WRITTEN TASK 1 -
Extract every line of the rows below that contains the word "microscope", treating uppercase and lowercase as different.

DOCUMENT SECTION -
How to build a complete monitoring stack with Docker Compose

How to build a complete monitoring stack with Docker Compose

Managing multiple containers manually becomes a nightmare as your infrastructure grows. When you need Prometheus collecting metrics, Grafana visualizing data, databases storing information, and various exporters gathering system stats, coordinating these services individually leads to configuration drift, networking issues, and deployment inconsistencies.

Docker Compose solves this orchestration challenge by defining your entire monitoring stack in a single YAML file. Instead of running separate docker run commands with complex networking and volume configurations, you describe your services once and deploy them together with a single command.

What is Docker Compose and Why Use It for Monitoring Stacks?

Docker Compose is a tool for defining and running multi-container Docker applications. For monitoring infrastructure, this means you can specify how Prometheus, Grafana, databases, and exporters work together, including their networking, storage, and dependencies.

Stored dataset items -

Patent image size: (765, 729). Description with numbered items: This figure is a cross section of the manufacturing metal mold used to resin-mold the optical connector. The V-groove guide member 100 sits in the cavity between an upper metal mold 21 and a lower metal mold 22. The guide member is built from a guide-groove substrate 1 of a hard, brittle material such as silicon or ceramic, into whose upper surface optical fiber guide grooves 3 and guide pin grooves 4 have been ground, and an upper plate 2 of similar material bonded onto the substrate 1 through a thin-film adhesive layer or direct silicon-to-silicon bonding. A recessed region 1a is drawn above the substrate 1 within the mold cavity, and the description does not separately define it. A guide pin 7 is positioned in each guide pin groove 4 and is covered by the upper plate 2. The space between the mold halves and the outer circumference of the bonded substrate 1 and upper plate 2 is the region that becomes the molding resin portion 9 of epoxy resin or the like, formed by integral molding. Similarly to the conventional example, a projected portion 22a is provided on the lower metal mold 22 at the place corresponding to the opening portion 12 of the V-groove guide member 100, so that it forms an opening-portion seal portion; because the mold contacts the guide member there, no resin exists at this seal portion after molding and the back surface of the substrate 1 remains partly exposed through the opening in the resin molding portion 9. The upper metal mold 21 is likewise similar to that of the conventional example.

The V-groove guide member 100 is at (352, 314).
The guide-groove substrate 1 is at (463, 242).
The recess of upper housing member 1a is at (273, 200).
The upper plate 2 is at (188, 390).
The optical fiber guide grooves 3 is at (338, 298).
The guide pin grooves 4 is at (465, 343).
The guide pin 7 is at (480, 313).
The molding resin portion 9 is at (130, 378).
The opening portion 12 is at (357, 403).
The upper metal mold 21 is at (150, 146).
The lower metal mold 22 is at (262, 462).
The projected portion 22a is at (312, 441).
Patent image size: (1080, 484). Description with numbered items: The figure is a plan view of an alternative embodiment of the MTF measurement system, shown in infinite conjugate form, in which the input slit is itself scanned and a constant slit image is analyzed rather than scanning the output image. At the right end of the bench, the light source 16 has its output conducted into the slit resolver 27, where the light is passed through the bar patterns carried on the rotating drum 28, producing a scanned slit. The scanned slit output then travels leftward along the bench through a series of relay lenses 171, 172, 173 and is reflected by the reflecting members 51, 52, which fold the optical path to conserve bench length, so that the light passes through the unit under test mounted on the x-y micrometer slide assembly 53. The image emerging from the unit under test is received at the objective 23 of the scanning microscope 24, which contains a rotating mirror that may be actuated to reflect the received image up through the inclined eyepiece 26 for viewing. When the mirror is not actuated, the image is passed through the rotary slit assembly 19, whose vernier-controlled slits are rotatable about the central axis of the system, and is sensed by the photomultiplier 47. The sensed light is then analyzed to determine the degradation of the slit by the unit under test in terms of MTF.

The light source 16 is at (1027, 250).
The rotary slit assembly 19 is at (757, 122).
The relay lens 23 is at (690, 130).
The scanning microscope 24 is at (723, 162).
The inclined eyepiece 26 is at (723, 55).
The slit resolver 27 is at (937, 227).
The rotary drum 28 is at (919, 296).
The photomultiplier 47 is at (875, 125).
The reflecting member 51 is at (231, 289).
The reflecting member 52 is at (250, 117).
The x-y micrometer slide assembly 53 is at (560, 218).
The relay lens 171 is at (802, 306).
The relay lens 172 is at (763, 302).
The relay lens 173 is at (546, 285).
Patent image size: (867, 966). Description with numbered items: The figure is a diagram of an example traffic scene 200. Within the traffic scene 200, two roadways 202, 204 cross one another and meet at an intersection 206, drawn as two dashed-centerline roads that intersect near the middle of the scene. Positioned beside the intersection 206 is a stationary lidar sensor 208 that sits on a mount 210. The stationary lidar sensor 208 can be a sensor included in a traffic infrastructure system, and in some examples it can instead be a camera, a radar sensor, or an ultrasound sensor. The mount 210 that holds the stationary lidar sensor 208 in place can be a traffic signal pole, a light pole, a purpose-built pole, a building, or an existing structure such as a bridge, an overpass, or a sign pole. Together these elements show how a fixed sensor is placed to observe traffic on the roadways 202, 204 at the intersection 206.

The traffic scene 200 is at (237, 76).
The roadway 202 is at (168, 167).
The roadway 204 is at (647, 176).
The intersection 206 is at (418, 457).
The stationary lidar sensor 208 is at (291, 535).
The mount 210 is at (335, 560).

WRITTEN TASK 2 -
Take the passage of the Docker Compose article that begins at the words "Docker Compose is" and stops after "storage, and dependencies.", and write it out again, changing "monitoring infrastructure" to "observability infrastructure".

EXERCISE RESULT 1 -
Patent image size: (1080, 484). Description with numbered items: The figure is a plan view of an alternative embodiment of the MTF measurement system, shown in infinite conjugate form, in which the input slit is itself scanned and a constant slit image is analyzed rather than scanning the output image. At the right end of the bench, the light source 16 has its output conducted into the slit resolver 27, where the light is passed through the bar patterns carried on the rotating drum 28, producing a scanned slit. The scanned slit output then travels leftward along the bench through a series of relay lenses 171, 172, 173 and is reflected by the reflecting members 51, 52, which fold the optical path to conserve bench length, so that the light passes through the unit under test mounted on the x-y micrometer slide assembly 53. The image emerging from the unit under test is received at the objective 23 of the scanning microscope 24, which contains a rotating mirror that may be actuated to reflect the received image up through the inclined eyepiece 26 for viewing. When the mirror is not actuated, the image is passed through the rotary slit assembly 19, whose vernier-controlled slits are rotatable about the central axis of the system, and is sensed by the photomultiplier 47. The sensed light is then analyzed to determine the degradation of the slit by the unit under test in terms of MTF.
The scanning microscope 24 is at (723, 162).

EXERCISE RESULT 2 -
Docker Compose is a tool for defining and running multi-container Docker applications. For observability infrastructure, this means you can specify how Prometheus, Grafana, databases, and exporters work together, including their networking, storage, and dependencies.